-- Work to be completed --
Lines holding the string "this" are the ones to copy; find them all in the data.

-- Dataset extract --
--
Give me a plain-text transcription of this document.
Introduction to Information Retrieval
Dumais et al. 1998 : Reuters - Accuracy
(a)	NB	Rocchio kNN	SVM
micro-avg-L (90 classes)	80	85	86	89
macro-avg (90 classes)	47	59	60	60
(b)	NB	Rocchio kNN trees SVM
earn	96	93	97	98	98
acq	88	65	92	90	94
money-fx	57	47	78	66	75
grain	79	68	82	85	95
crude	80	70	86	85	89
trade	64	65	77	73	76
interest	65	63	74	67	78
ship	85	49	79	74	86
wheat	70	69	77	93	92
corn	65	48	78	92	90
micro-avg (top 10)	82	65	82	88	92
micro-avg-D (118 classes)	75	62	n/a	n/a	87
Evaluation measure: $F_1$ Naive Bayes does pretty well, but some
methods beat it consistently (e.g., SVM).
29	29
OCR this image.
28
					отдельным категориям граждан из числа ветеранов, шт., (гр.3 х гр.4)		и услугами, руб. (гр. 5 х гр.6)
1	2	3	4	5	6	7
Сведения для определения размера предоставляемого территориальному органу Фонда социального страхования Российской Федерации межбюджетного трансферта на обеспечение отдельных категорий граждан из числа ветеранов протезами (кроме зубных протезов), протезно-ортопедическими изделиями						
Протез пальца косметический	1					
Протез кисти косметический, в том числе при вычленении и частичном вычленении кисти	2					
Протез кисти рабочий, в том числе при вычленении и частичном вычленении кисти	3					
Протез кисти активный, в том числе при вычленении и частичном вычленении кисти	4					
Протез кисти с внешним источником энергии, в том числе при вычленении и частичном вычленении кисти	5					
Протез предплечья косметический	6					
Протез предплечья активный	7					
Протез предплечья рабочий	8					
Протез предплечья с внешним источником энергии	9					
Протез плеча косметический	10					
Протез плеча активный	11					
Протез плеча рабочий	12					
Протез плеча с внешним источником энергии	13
--
-- Finished answer --
Give me a plain-text transcription of this document.
OCR this image.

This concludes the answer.